↓
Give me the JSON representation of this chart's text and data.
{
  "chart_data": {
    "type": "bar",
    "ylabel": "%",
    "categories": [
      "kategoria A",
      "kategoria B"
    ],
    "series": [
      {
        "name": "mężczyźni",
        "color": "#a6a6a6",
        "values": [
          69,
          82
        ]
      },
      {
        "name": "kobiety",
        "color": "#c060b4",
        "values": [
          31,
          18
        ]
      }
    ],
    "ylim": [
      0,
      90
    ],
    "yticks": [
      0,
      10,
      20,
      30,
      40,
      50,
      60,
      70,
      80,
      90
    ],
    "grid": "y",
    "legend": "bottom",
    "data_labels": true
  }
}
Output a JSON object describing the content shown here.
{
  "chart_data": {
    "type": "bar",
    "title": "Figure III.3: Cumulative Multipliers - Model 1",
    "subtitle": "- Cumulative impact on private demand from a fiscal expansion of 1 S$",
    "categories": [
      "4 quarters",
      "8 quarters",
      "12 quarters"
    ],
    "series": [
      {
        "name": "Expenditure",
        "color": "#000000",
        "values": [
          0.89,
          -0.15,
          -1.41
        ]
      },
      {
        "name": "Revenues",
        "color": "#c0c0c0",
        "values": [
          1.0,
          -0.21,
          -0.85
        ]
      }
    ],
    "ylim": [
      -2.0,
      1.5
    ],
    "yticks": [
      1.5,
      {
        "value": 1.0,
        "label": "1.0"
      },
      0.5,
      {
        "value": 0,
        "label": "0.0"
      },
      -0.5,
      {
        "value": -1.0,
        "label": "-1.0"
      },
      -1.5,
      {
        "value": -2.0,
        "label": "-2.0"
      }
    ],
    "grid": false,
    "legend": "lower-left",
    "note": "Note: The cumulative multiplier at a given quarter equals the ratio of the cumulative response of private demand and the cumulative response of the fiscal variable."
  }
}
↑
### The problem:
Repeat the material word for word, in full.

### Final result:
Give me the JSON representation of this chart's text and data.
{
  "chart_data": {
    "type": "bar",
    "ylabel": "%",
    "categories": [
      "kategoria A",
      "kategoria B"
    ],
    "series": [
      {
        "name": "mężczyźni",
        "color": "#a6a6a6",
        "values": [
          69,
          82
        ]
      },
      {
        "name": "kobiety",
        "color": "#c060b4",
        "values": [
          31,
          18
        ]
      }
    ],
    "ylim": [
      0,
      90
    ],
    "yticks": [
      0,
      10,
      20,
      30,
      40,
      50,
      60,
      70,
      80,
      90
    ],
    "grid": "y",
    "legend": "bottom",
    "data_labels": true
  }
}
Output a JSON object describing the content shown here.
{
  "chart_data": {
    "type": "bar",
    "title": "Figure III.3: Cumulative Multipliers - Model 1",
    "subtitle": "- Cumulative impact on private demand from a fiscal expansion of 1 S$",
    "categories": [
      "4 quarters",
      "8 quarters",
      "12 quarters"
    ],
    "series": [
      {
        "name": "Expenditure",
        "color": "#000000",
        "values": [
          0.89,
          -0.15,
          -1.41
        ]
      },
      {
        "name": "Revenues",
        "color": "#c0c0c0",
        "values": [
          1.0,
          -0.21,
          -0.85
        ]
      }
    ],
    "ylim": [
      -2.0,
      1.5
    ],
    "yticks": [
      1.5,
      {
        "value": 1.0,
        "label": "1.0"
      },
      0.5,
      {
        "value": 0,
        "label": "0.0"
      },
      -0.5,
      {
        "value": -1.0,
        "label": "-1.0"
      },
      -1.5,
      {
        "value": -2.0,
        "label": "-2.0"
      }
    ],
    "grid": false,
    "legend": "lower-left",
    "note": "Note: The cumulative multiplier at a given quarter equals the ratio of the cumulative response of private demand and the cumulative response of the fiscal variable."
  }
}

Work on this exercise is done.